▸ What is asked: Find the lines holding "this" and copy them.

**** Data listing

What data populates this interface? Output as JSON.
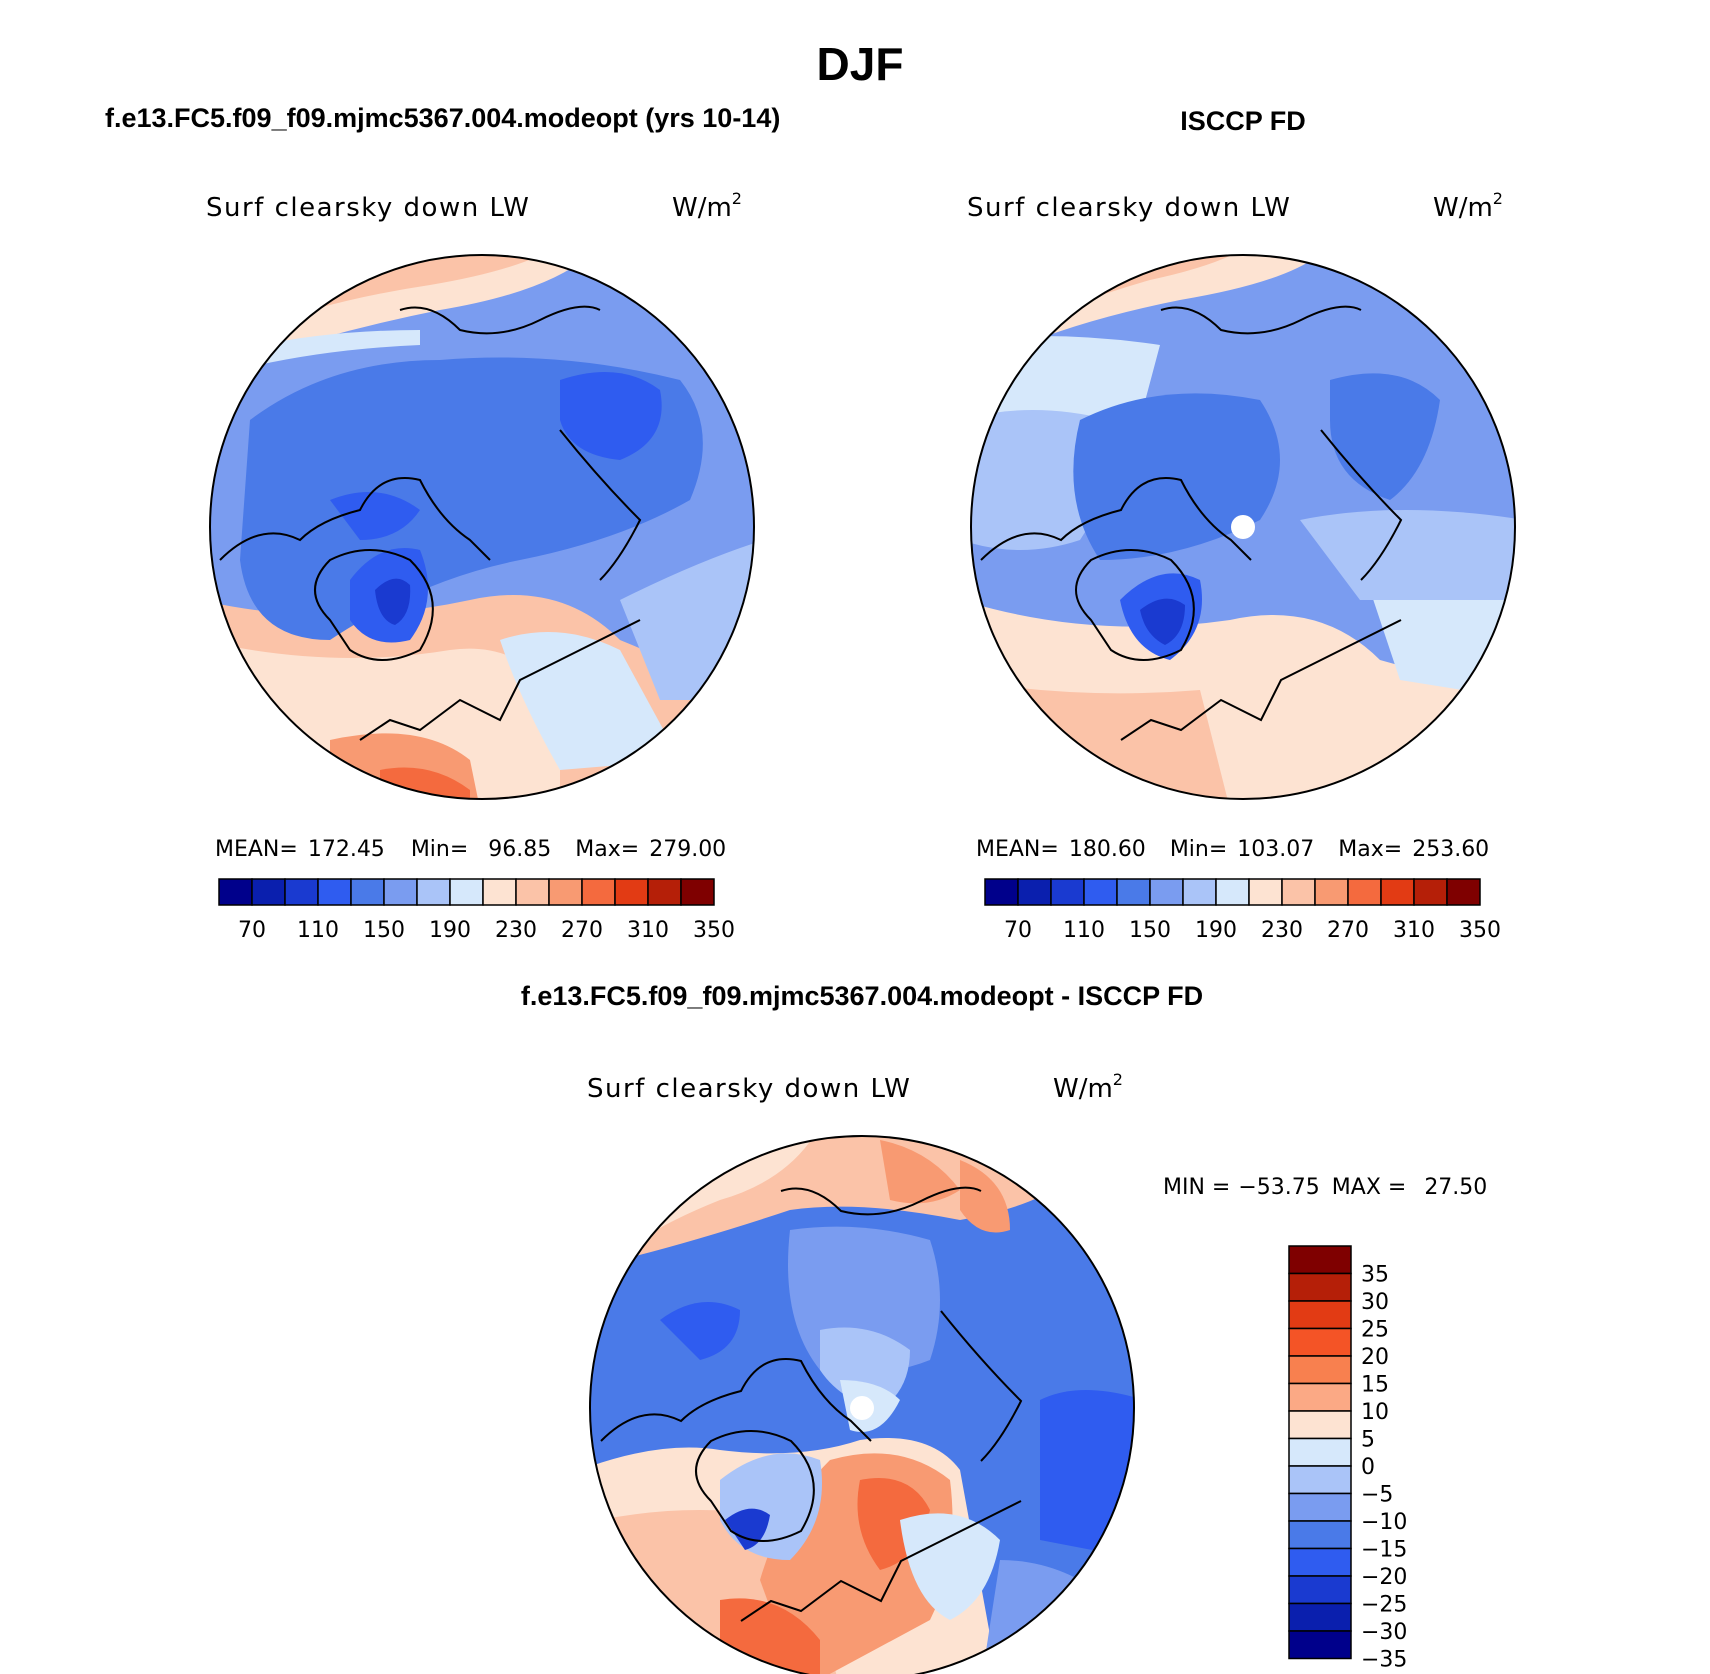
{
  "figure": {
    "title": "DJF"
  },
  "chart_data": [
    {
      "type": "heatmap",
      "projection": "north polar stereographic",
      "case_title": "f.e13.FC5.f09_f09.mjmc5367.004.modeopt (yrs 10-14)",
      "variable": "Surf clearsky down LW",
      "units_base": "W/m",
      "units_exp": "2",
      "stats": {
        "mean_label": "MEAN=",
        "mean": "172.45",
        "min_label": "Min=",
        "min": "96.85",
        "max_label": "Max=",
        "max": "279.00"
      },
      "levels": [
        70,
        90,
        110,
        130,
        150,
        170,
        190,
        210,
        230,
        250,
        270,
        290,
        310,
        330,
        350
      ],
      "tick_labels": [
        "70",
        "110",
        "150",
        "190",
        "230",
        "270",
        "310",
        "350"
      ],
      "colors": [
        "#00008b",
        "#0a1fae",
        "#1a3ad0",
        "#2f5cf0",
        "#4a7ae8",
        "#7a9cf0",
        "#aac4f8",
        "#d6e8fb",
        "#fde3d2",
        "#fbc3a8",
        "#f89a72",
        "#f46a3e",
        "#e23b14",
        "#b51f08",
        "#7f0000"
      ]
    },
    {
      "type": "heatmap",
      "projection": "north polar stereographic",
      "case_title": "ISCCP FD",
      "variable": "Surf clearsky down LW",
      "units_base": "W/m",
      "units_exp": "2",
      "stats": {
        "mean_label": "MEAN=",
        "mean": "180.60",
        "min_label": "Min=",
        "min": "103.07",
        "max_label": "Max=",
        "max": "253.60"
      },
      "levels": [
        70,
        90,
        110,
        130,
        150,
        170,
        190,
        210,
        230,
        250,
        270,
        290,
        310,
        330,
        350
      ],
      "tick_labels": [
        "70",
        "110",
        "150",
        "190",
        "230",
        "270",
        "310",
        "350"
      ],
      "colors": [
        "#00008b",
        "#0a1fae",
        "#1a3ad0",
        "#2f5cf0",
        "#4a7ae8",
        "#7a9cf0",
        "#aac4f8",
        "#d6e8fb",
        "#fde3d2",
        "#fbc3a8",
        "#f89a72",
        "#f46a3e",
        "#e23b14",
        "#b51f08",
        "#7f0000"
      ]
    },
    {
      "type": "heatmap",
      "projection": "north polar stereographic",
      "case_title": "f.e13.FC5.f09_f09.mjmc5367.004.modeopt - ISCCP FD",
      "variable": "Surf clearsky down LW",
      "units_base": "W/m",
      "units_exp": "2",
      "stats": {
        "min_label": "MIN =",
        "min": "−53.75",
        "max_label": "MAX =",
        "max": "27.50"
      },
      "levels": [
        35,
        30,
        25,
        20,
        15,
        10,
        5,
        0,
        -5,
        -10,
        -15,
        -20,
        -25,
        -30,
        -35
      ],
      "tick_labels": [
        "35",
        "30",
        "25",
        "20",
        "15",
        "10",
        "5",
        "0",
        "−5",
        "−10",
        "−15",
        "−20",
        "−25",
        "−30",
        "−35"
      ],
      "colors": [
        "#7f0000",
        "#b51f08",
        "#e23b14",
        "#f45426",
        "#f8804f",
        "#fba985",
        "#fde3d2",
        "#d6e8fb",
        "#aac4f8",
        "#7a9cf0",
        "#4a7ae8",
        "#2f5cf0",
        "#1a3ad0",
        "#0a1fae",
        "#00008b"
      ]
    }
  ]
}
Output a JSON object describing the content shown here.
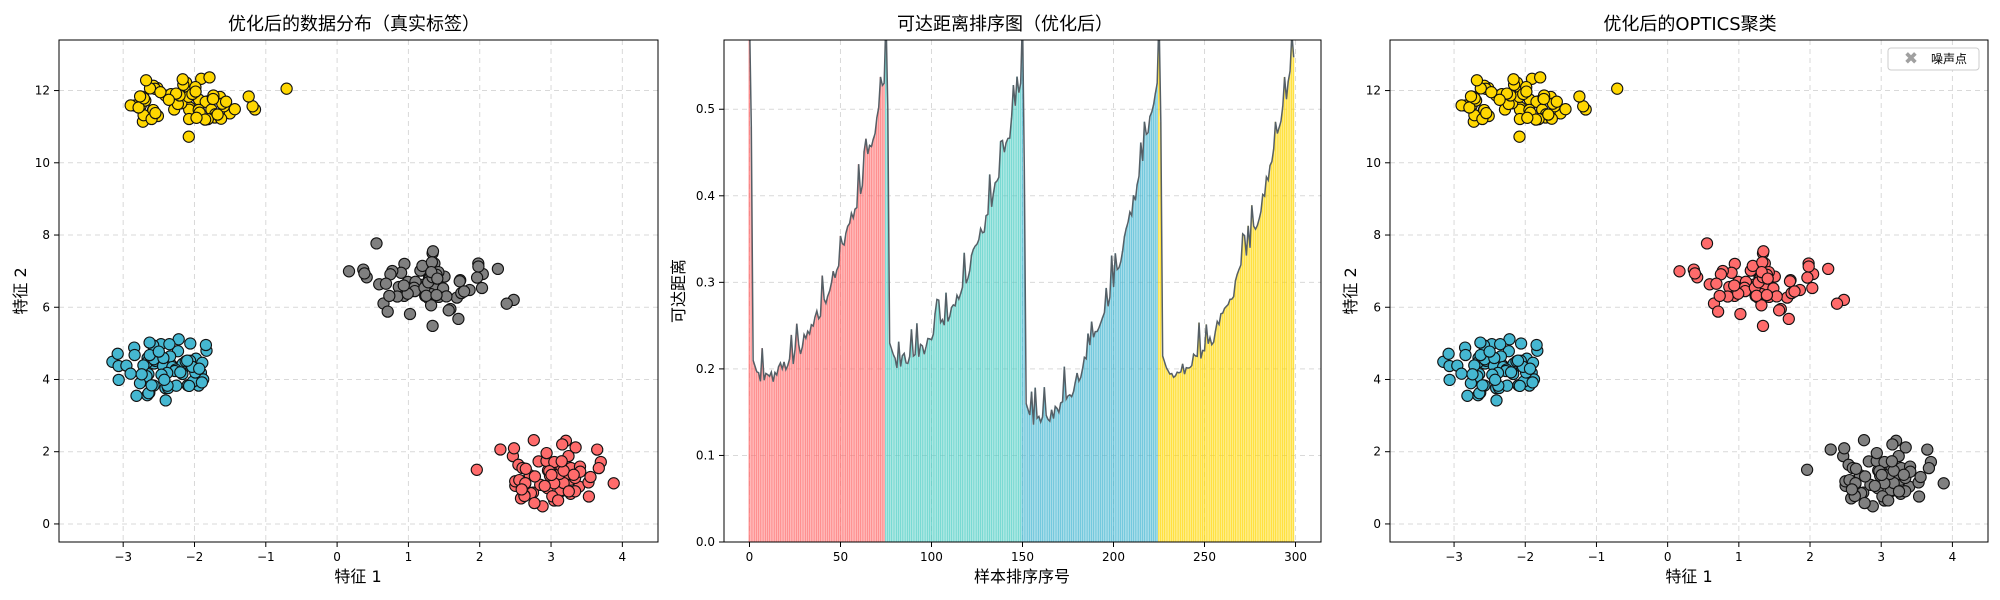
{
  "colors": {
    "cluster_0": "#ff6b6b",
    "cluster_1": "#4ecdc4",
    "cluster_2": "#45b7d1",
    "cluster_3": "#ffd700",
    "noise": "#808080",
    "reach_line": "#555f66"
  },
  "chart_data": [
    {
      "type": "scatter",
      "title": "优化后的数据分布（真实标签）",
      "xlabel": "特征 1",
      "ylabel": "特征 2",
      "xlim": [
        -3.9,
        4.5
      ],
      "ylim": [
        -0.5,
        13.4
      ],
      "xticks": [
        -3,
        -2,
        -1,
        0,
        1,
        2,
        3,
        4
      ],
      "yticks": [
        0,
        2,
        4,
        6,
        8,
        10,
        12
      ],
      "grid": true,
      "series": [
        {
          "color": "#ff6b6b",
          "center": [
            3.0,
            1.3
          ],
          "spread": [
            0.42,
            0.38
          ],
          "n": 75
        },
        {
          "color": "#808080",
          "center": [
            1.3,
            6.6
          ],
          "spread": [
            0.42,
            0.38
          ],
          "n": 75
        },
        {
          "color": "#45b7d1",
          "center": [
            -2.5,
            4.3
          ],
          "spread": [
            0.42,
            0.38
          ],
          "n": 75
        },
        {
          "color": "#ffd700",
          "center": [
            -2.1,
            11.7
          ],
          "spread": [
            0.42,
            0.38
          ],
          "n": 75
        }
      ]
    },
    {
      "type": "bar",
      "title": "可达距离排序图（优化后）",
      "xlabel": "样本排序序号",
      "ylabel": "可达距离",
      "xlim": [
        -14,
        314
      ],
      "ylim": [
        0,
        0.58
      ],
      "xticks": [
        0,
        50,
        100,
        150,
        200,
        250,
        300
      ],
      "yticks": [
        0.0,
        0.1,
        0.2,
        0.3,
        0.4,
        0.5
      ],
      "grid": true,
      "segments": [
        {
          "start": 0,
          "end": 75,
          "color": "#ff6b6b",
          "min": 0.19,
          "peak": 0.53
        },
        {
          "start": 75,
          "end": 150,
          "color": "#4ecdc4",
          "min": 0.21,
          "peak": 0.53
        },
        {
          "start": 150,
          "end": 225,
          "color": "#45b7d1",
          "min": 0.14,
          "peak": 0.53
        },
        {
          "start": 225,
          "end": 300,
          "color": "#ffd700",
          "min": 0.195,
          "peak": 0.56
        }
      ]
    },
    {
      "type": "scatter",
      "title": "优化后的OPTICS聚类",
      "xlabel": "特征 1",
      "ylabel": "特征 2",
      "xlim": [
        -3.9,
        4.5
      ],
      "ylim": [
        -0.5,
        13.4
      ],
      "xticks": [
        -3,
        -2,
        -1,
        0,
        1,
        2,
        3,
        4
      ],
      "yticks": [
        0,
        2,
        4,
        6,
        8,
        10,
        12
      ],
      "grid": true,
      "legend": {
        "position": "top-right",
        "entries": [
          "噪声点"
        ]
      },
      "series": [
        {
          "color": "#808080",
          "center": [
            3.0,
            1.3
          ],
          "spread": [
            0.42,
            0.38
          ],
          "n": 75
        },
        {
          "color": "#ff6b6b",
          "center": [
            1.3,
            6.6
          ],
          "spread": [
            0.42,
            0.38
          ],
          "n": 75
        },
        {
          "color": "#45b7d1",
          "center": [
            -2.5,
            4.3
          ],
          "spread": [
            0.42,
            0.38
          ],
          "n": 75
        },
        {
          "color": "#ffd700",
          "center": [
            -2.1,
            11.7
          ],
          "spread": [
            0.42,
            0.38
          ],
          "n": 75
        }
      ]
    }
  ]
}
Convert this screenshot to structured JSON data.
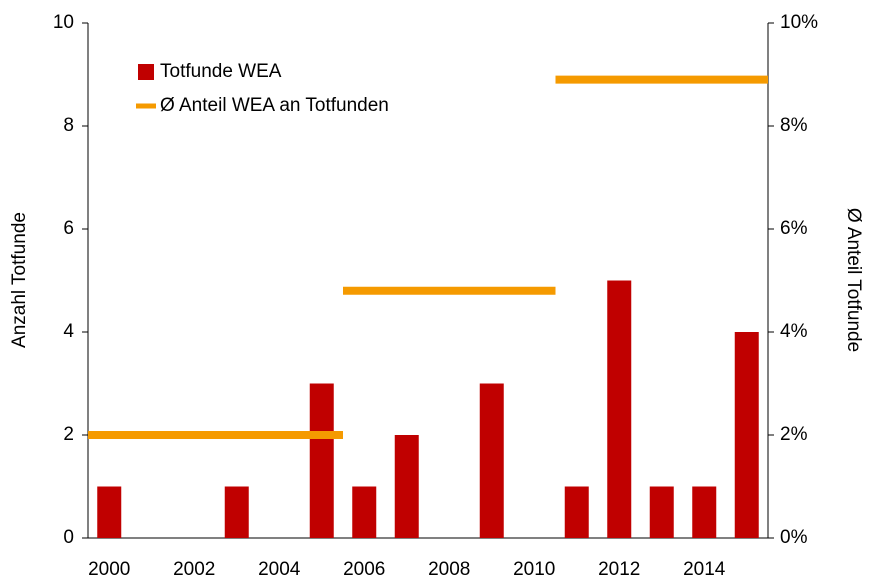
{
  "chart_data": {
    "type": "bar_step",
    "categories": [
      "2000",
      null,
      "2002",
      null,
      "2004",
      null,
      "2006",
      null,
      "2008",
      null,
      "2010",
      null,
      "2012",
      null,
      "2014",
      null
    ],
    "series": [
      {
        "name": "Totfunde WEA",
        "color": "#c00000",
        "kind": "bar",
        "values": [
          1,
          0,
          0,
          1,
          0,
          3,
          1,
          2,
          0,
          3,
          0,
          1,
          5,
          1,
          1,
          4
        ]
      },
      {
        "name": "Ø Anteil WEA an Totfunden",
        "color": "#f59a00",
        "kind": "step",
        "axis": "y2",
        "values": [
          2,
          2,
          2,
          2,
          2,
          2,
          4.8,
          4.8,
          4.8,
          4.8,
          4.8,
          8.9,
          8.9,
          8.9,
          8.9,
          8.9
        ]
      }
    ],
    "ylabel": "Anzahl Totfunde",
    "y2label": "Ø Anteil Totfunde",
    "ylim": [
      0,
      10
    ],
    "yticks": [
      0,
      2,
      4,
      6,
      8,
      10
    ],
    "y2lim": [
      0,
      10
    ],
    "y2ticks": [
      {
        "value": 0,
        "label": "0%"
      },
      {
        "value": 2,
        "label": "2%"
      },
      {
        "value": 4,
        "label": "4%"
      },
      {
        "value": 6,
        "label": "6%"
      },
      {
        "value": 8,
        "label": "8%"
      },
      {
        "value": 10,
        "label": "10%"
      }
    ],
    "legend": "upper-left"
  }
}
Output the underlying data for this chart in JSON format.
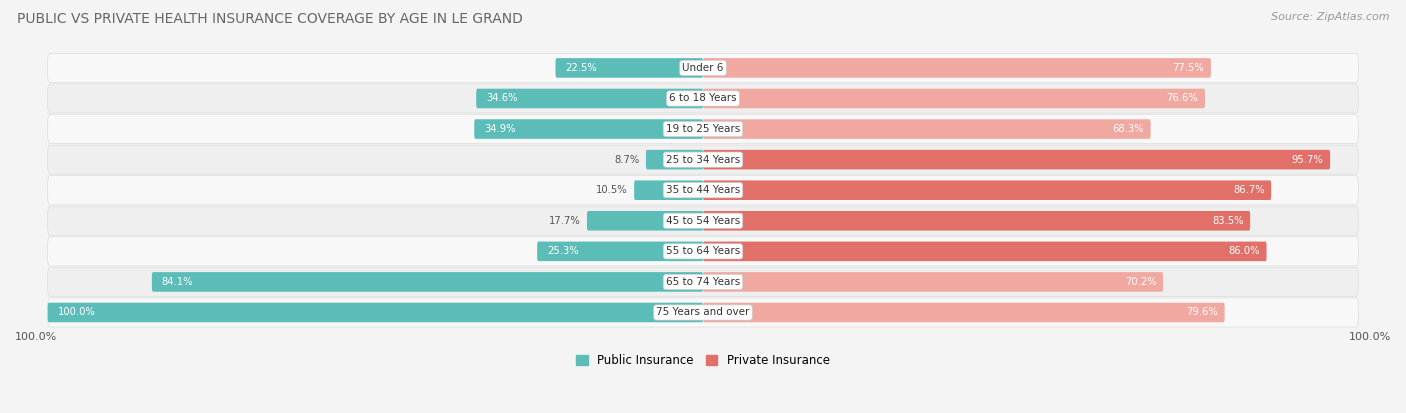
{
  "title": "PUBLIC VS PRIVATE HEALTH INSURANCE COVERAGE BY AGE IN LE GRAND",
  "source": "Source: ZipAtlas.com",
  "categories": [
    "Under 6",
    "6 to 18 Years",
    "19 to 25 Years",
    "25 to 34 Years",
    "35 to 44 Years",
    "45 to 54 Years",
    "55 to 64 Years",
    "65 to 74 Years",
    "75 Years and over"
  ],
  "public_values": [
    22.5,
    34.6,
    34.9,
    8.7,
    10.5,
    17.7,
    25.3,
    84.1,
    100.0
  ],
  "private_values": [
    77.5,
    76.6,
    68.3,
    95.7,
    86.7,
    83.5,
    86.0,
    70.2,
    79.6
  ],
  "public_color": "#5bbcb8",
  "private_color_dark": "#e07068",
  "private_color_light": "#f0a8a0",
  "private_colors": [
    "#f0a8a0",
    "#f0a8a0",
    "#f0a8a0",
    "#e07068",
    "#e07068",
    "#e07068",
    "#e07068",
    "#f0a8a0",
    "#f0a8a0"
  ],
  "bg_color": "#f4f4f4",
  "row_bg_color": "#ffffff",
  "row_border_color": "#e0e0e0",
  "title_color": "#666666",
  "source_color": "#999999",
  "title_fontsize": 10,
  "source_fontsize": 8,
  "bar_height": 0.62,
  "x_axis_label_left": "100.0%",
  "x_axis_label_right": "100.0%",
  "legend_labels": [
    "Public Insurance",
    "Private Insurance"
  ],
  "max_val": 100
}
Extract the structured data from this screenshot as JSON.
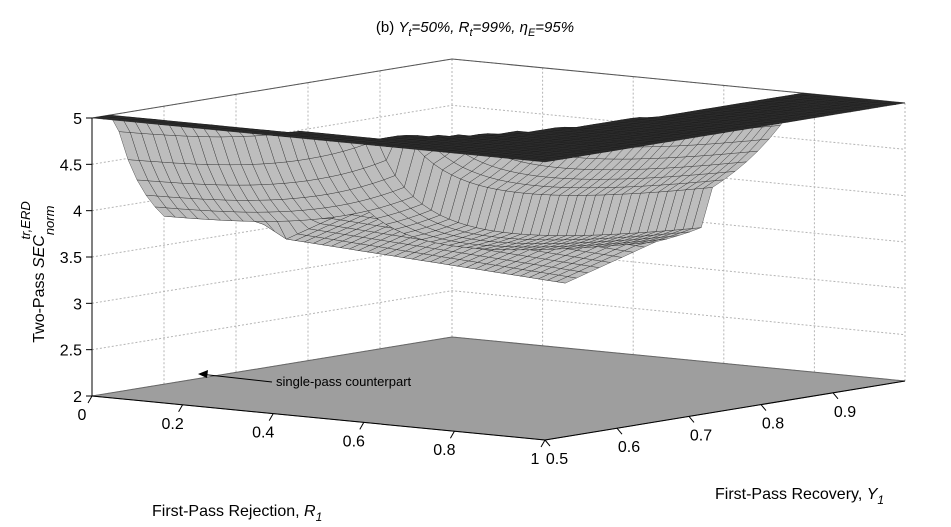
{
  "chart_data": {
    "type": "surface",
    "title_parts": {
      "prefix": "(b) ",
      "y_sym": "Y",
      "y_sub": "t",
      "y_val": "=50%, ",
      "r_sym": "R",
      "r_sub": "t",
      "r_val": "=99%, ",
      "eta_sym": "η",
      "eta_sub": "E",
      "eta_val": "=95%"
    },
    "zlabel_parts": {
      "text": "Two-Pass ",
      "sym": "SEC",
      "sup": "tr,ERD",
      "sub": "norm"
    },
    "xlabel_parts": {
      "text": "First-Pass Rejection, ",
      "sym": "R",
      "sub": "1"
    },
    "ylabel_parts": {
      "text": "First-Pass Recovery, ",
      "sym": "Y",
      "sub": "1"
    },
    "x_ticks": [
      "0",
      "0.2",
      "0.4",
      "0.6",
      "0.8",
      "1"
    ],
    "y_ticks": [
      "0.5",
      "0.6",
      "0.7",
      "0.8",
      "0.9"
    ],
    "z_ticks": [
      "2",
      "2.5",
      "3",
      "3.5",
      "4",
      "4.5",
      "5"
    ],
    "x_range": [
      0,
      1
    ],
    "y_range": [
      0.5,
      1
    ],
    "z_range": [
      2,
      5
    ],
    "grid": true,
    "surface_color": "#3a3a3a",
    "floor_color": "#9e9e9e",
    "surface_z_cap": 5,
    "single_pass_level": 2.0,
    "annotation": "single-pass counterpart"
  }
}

********

▸ Worked answer:
What data populates this interface? Output as JSON.
Convert this screenshot to structured JSON data.
Output the underlying data for this chart in JSON format.
Extract the structured data from this screenshot as JSON.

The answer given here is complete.